* _Problem description_: Below is a block of records; repeat each one exactly.

* _Working data_:

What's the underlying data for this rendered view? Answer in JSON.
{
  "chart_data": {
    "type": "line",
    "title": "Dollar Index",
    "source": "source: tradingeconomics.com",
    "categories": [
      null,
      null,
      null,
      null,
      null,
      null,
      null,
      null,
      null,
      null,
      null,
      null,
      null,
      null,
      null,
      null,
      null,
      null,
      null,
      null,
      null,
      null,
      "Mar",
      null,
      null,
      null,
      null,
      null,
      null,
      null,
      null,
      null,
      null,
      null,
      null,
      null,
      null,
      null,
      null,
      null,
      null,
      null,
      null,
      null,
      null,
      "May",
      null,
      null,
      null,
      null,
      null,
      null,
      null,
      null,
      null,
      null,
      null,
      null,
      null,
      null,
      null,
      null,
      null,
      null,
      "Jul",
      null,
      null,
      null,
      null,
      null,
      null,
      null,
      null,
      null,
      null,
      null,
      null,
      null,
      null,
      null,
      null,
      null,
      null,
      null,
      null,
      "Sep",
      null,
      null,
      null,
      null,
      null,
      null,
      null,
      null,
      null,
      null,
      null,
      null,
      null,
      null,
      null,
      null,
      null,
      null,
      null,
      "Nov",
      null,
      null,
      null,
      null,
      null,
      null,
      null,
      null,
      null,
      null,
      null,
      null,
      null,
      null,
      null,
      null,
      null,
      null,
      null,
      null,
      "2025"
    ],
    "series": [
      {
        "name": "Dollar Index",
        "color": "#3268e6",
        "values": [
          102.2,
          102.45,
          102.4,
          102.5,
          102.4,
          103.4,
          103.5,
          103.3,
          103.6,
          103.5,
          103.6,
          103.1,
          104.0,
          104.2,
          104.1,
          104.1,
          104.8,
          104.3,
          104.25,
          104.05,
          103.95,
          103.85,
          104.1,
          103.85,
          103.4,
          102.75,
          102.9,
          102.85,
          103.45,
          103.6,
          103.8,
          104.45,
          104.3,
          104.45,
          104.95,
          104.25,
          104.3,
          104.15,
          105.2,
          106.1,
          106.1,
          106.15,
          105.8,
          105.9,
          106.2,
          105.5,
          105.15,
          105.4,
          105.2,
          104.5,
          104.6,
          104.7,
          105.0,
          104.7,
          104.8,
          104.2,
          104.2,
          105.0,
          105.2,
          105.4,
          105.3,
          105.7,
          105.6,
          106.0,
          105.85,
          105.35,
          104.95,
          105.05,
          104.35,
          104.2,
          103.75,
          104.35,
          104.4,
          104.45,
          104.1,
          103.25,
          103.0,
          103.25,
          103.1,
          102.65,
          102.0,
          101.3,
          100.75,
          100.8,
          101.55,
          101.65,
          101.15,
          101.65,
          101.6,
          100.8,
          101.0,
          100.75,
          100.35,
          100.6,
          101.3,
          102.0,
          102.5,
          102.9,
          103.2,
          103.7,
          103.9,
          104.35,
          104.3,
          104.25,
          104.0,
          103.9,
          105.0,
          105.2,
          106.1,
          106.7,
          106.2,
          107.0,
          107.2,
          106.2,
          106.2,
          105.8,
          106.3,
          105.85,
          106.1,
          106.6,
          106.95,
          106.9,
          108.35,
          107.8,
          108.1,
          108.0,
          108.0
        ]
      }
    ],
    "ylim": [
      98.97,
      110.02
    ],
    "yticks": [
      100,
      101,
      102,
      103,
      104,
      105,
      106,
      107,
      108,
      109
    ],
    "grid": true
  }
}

* _Exercise response_:
What's the underlying data for this rendered view? Answer in JSON.
{
  "chart_data": {
    "type": "line",
    "title": "Dollar Index",
    "source": "source: tradingeconomics.com",
    "categories": [
      null,
      null,
      null,
      null,
      null,
      null,
      null,
      null,
      null,
      null,
      null,
      null,
      null,
      null,
      null,
      null,
      null,
      null,
      null,
      null,
      null,
      null,
      "Mar",
      null,
      null,
      null,
      null,
      null,
      null,
      null,
      null,
      null,
      null,
      null,
      null,
      null,
      null,
      null,
      null,
      null,
      null,
      null,
      null,
      null,
      null,
      "May",
      null,
      null,
      null,
      null,
      null,
      null,
      null,
      null,
      null,
      null,
      null,
      null,
      null,
      null,
      null,
      null,
      null,
      null,
      "Jul",
      null,
      null,
      null,
      null,
      null,
      null,
      null,
      null,
      null,
      null,
      null,
      null,
      null,
      null,
      null,
      null,
      null,
      null,
      null,
      null,
      "Sep",
      null,
      null,
      null,
      null,
      null,
      null,
      null,
      null,
      null,
      null,
      null,
      null,
      null,
      null,
      null,
      null,
      null,
      null,
      null,
      "Nov",
      null,
      null,
      null,
      null,
      null,
      null,
      null,
      null,
      null,
      null,
      null,
      null,
      null,
      null,
      null,
      null,
      null,
      null,
      null,
      null,
      "2025"
    ],
    "series": [
      {
        "name": "Dollar Index",
        "color": "#3268e6",
        "values": [
          102.2,
          102.45,
          102.4,
          102.5,
          102.4,
          103.4,
          103.5,
          103.3,
          103.6,
          103.5,
          103.6,
          103.1,
          104.0,
          104.2,
          104.1,
          104.1,
          104.8,
          104.3,
          104.25,
          104.05,
          103.95,
          103.85,
          104.1,
          103.85,
          103.4,
          102.75,
          102.9,
          102.85,
          103.45,
          103.6,
          103.8,
          104.45,
          104.3,
          104.45,
          104.95,
          104.25,
          104.3,
          104.15,
          105.2,
          106.1,
          106.1,
          106.15,
          105.8,
          105.9,
          106.2,
          105.5,
          105.15,
          105.4,
          105.2,
          104.5,
          104.6,
          104.7,
          105.0,
          104.7,
          104.8,
          104.2,
          104.2,
          105.0,
          105.2,
          105.4,
          105.3,
          105.7,
          105.6,
          106.0,
          105.85,
          105.35,
          104.95,
          105.05,
          104.35,
          104.2,
          103.75,
          104.35,
          104.4,
          104.45,
          104.1,
          103.25,
          103.0,
          103.25,
          103.1,
          102.65,
          102.0,
          101.3,
          100.75,
          100.8,
          101.55,
          101.65,
          101.15,
          101.65,
          101.6,
          100.8,
          101.0,
          100.75,
          100.35,
          100.6,
          101.3,
          102.0,
          102.5,
          102.9,
          103.2,
          103.7,
          103.9,
          104.35,
          104.3,
          104.25,
          104.0,
          103.9,
          105.0,
          105.2,
          106.1,
          106.7,
          106.2,
          107.0,
          107.2,
          106.2,
          106.2,
          105.8,
          106.3,
          105.85,
          106.1,
          106.6,
          106.95,
          106.9,
          108.35,
          107.8,
          108.1,
          108.0,
          108.0
        ]
      }
    ],
    "ylim": [
      98.97,
      110.02
    ],
    "yticks": [
      100,
      101,
      102,
      103,
      104,
      105,
      106,
      107,
      108,
      109
    ],
    "grid": true
  }
}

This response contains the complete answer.